- [AIM OF THE EXERCISE]: Write out the data below in full, unchanged, minus the images.
# START OF MATERIAL FOR THIS TASK
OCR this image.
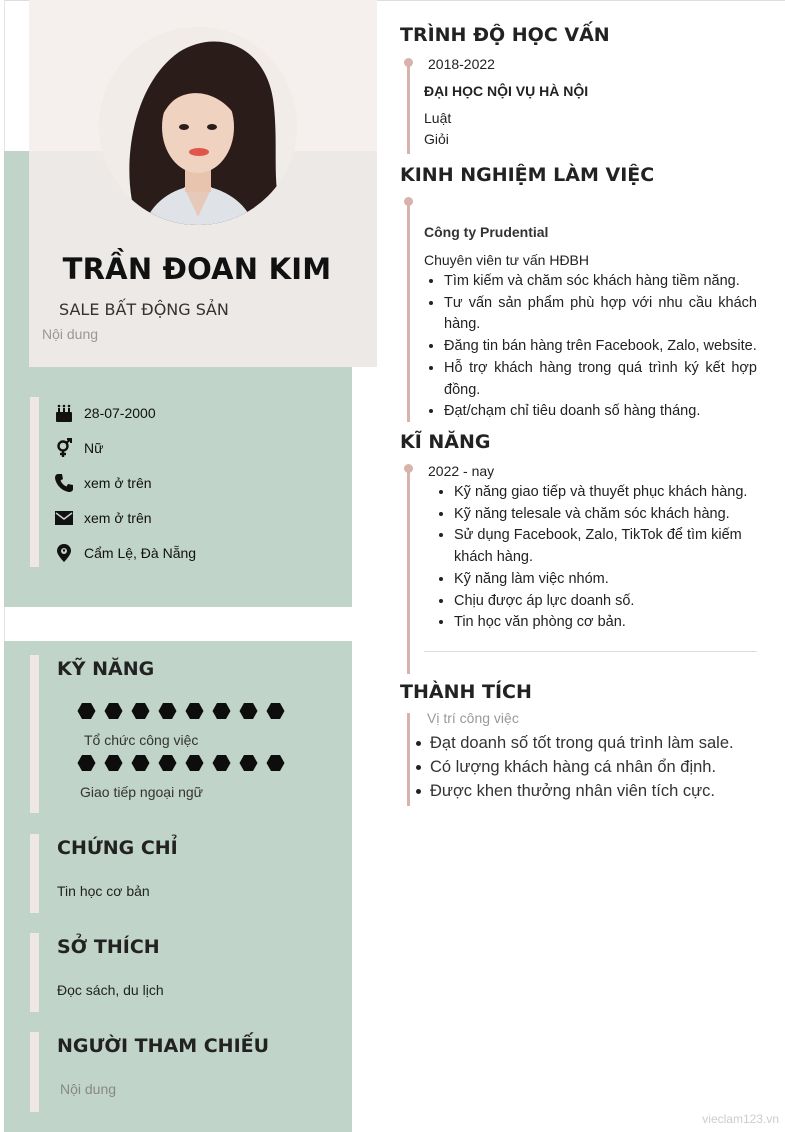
TRẦN ĐOAN KIM
SALE BẤT ĐỘNG SẢN
Nội dung
28-07-2000
Nữ
xem ở trên
xem ở trên
Cẩm Lệ, Đà Nẵng
KỸ NĂNG
Tổ chức công việc
Giao tiếp ngoại ngữ
CHỨNG CHỈ
Tin học cơ bản
SỞ THÍCH
Đọc sách, du lịch
NGƯỜI THAM CHIẾU
Nội dung
TRÌNH ĐỘ HỌC VẤN
2018-2022
ĐẠI HỌC NỘI VỤ HÀ NỘI
Luật
Giỏi
KINH NGHIỆM LÀM VIỆC
Công ty Prudential
Chuyên viên tư vấn HĐBH
• Tìm kiếm và chăm sóc khách hàng tiềm năng.
• Tư vấn sản phẩm phù hợp với nhu cầu khách hàng.
• Đăng tin bán hàng trên Facebook, Zalo, website.
• Hỗ trợ khách hàng trong quá trình ký kết hợp đồng.
• Đạt/chạm chỉ tiêu doanh số hàng tháng.
KĨ NĂNG
2022 - nay
• Kỹ năng giao tiếp và thuyết phục khách hàng.
• Kỹ năng telesale và chăm sóc khách hàng.
• Sử dụng Facebook, Zalo, TikTok để tìm kiếm khách hàng.
• Kỹ năng làm việc nhóm.
• Chịu được áp lực doanh số.
• Tin học văn phòng cơ bản.
THÀNH TÍCH
Vị trí công việc
Đạt doanh số tốt trong quá trình làm sale.
Có lượng khách hàng cá nhân ổn định.
Được khen thưởng nhân viên tích cực.
vieclam123.vn
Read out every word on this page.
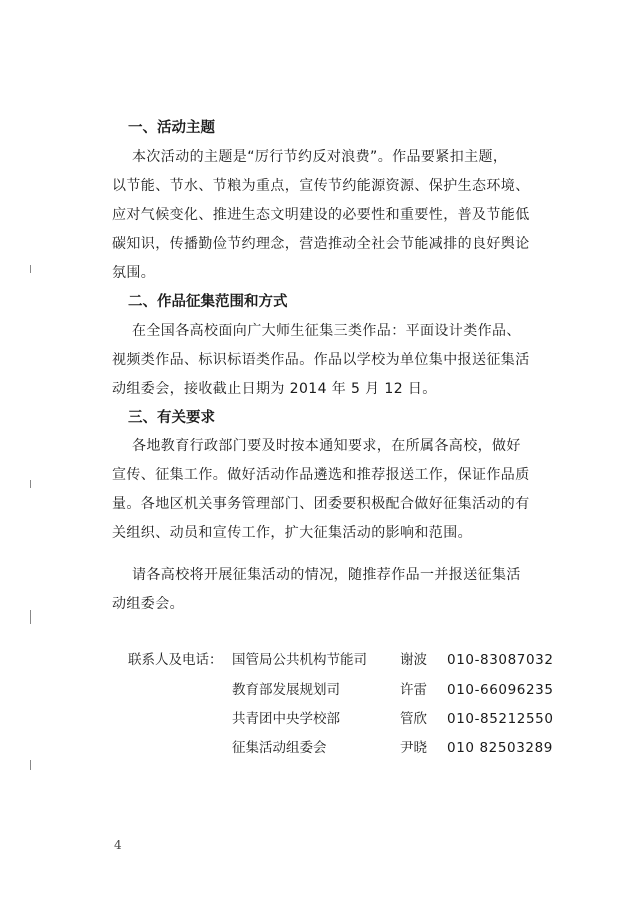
一、活动主题
本次活动的主题是“厉行节约反对浪费”。作品要紧扣主题，
以节能、节水、节粮为重点，宣传节约能源资源、保护生态环境、
应对气候变化、推进生态文明建设的必要性和重要性，普及节能低
碳知识，传播勤俭节约理念，营造推动全社会节能减排的良好舆论
氛围。
二、作品征集范围和方式
在全国各高校面向广大师生征集三类作品：平面设计类作品、
视频类作品、标识标语类作品。作品以学校为单位集中报送征集活
动组委会，接收截止日期为 2014 年 5 月 12 日。
三、有关要求
各地教育行政部门要及时按本通知要求，在所属各高校，做好
宣传、征集工作。做好活动作品遴选和推荐报送工作，保证作品质
量。各地区机关事务管理部门、团委要积极配合做好征集活动的有
关组织、动员和宣传工作，扩大征集活动的影响和范围。
请各高校将开展征集活动的情况，随推荐作品一并报送征集活
动组委会。
联系人及电话： 国管局公共机构节能司 谢波 010-83087032
教育部发展规划司	许雷 010-66096235
共青团中央学校部	管欣 010-85212550
征集活动组委会	尹晓 010 82503289
4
# END OF MATERIAL FOR THIS TASK
- [FINISHED TASK]:
OCR this image.
TRẦN ĐOAN KIM
SALE BẤT ĐỘNG SẢN
Nội dung
28-07-2000
Nữ
xem ở trên
xem ở trên
Cẩm Lệ, Đà Nẵng
KỸ NĂNG
Tổ chức công việc
Giao tiếp ngoại ngữ
CHỨNG CHỈ
Tin học cơ bản
SỞ THÍCH
Đọc sách, du lịch
NGƯỜI THAM CHIẾU
Nội dung
TRÌNH ĐỘ HỌC VẤN
2018-2022
ĐẠI HỌC NỘI VỤ HÀ NỘI
Luật
Giỏi
KINH NGHIỆM LÀM VIỆC
Công ty Prudential
Chuyên viên tư vấn HĐBH
• Tìm kiếm và chăm sóc khách hàng tiềm năng.
• Tư vấn sản phẩm phù hợp với nhu cầu khách hàng.
• Đăng tin bán hàng trên Facebook, Zalo, website.
• Hỗ trợ khách hàng trong quá trình ký kết hợp đồng.
• Đạt/chạm chỉ tiêu doanh số hàng tháng.
KĨ NĂNG
2022 - nay
• Kỹ năng giao tiếp và thuyết phục khách hàng.
• Kỹ năng telesale và chăm sóc khách hàng.
• Sử dụng Facebook, Zalo, TikTok để tìm kiếm khách hàng.
• Kỹ năng làm việc nhóm.
• Chịu được áp lực doanh số.
• Tin học văn phòng cơ bản.
THÀNH TÍCH
Vị trí công việc
Đạt doanh số tốt trong quá trình làm sale.
Có lượng khách hàng cá nhân ổn định.
Được khen thưởng nhân viên tích cực.
vieclam123.vn
Read out every word on this page.
一、活动主题
本次活动的主题是“厉行节约反对浪费”。作品要紧扣主题，
以节能、节水、节粮为重点，宣传节约能源资源、保护生态环境、
应对气候变化、推进生态文明建设的必要性和重要性，普及节能低
碳知识，传播勤俭节约理念，营造推动全社会节能减排的良好舆论
氛围。
二、作品征集范围和方式
在全国各高校面向广大师生征集三类作品：平面设计类作品、
视频类作品、标识标语类作品。作品以学校为单位集中报送征集活
动组委会，接收截止日期为 2014 年 5 月 12 日。
三、有关要求
各地教育行政部门要及时按本通知要求，在所属各高校，做好
宣传、征集工作。做好活动作品遴选和推荐报送工作，保证作品质
量。各地区机关事务管理部门、团委要积极配合做好征集活动的有
关组织、动员和宣传工作，扩大征集活动的影响和范围。
请各高校将开展征集活动的情况，随推荐作品一并报送征集活
动组委会。
联系人及电话： 国管局公共机构节能司 谢波 010-83087032
教育部发展规划司	许雷 010-66096235
共青团中央学校部	管欣 010-85212550
征集活动组委会	尹晓 010 82503289
4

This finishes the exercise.